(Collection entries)

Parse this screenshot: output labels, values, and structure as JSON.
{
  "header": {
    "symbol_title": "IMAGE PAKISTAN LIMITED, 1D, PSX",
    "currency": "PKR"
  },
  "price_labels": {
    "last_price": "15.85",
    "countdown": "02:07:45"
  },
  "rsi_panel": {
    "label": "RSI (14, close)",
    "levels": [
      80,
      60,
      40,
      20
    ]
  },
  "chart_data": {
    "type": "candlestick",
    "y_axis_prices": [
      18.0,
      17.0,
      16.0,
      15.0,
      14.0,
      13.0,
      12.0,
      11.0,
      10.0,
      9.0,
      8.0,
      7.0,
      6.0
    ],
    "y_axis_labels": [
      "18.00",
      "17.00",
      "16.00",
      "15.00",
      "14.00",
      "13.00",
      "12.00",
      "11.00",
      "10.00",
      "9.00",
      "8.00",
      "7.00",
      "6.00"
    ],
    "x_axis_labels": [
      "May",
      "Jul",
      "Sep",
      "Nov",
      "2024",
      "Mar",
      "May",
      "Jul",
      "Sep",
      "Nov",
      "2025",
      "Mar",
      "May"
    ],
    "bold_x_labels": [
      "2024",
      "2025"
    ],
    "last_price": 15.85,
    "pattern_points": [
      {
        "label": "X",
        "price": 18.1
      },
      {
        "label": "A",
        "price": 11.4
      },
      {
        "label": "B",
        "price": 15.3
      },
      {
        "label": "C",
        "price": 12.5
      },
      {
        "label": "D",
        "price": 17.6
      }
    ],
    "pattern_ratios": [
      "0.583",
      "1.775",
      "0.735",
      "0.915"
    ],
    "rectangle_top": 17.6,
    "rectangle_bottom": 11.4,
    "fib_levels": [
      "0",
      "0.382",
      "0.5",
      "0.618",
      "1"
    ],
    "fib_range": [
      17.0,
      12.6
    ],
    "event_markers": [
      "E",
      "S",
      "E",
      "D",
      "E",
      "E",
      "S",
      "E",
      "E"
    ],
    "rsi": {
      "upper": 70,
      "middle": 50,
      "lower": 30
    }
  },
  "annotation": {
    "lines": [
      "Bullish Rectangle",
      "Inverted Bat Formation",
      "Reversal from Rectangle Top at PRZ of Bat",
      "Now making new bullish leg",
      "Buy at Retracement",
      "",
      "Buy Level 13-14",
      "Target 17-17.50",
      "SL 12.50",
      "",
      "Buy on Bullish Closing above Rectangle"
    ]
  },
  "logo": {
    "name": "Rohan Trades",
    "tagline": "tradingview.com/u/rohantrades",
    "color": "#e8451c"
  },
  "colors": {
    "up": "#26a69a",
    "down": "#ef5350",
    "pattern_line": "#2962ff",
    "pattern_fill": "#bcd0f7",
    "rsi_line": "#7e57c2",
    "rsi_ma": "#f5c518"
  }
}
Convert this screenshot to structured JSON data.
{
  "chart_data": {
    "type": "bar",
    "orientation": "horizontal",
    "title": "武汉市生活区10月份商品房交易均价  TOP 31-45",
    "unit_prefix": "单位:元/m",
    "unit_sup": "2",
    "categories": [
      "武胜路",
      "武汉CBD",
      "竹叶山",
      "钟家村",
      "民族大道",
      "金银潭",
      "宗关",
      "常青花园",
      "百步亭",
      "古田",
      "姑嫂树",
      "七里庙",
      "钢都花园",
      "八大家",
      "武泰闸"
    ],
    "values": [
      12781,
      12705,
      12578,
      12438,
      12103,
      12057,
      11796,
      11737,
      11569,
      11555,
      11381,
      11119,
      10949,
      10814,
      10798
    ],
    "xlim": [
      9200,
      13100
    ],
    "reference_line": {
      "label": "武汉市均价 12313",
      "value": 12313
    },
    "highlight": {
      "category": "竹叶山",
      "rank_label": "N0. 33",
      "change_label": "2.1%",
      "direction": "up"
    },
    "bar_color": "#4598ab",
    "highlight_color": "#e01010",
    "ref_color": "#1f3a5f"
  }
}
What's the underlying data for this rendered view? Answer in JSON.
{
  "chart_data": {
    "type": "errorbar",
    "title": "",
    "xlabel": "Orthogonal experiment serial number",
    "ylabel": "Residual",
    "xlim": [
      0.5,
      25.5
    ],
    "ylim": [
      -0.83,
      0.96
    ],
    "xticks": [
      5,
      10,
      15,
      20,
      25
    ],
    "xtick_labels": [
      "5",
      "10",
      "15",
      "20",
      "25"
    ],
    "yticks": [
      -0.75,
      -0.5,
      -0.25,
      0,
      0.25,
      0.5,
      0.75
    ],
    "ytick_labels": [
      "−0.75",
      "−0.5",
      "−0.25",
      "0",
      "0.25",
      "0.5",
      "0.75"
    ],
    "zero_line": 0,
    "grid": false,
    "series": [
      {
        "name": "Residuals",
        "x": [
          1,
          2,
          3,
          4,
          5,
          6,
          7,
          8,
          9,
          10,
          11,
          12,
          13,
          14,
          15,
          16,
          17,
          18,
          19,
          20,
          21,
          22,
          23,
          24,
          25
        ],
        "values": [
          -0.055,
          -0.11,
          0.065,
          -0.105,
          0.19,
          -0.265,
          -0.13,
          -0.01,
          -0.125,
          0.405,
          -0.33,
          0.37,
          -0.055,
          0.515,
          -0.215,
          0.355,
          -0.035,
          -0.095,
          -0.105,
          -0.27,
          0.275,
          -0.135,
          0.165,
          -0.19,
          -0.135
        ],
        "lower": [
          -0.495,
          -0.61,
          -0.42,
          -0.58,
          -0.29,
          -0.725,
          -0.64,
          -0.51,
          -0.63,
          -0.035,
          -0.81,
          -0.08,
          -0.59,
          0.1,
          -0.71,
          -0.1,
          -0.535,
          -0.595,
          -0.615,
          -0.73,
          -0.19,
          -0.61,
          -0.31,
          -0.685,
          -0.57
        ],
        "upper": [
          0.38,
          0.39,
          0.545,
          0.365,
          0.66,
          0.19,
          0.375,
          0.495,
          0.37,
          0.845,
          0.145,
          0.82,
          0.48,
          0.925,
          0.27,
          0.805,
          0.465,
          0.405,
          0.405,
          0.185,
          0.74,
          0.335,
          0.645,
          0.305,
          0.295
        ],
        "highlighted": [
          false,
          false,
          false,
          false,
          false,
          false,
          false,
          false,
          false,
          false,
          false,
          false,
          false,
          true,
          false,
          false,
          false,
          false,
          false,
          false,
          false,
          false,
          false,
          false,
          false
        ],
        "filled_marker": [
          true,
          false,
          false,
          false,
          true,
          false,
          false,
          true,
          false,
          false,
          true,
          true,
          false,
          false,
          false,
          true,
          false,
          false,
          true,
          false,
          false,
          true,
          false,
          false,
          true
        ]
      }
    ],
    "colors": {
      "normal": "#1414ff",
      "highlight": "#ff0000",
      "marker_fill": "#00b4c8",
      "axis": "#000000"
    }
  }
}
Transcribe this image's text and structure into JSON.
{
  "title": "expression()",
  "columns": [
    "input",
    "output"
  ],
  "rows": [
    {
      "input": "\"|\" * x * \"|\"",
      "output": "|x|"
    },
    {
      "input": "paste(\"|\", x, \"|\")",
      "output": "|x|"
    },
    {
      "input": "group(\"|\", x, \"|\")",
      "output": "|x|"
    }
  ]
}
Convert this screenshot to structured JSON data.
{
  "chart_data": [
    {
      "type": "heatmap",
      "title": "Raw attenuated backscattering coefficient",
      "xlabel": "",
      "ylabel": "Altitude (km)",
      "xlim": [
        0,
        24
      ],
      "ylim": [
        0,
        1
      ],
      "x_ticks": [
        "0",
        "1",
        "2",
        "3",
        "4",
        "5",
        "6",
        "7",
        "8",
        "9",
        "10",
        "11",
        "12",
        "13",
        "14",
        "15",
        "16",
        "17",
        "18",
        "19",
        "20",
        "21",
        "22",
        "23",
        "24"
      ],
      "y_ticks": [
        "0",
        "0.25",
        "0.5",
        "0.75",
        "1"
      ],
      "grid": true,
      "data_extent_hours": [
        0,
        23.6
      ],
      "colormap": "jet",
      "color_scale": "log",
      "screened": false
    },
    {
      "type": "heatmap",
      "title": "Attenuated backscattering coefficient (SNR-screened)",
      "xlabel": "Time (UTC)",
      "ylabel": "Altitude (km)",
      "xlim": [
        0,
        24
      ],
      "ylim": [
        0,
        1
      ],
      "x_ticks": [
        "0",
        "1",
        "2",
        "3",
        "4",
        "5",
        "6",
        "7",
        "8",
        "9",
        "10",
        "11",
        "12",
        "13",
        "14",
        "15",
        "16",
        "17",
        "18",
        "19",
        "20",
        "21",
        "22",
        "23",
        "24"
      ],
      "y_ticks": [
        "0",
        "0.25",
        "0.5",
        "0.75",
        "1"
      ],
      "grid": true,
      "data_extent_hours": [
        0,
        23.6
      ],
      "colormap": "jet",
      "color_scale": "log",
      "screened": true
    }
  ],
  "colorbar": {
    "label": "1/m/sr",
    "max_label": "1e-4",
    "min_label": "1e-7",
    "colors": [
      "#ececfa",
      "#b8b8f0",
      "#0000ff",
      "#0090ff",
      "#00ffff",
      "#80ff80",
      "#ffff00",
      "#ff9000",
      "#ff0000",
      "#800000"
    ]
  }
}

■ Required work ■
Go through the material and select each line with the string "screened" in it.

■ Final result ■
      "screened": false
      "title": "Attenuated backscattering coefficient (SNR-screened)",
      "screened": true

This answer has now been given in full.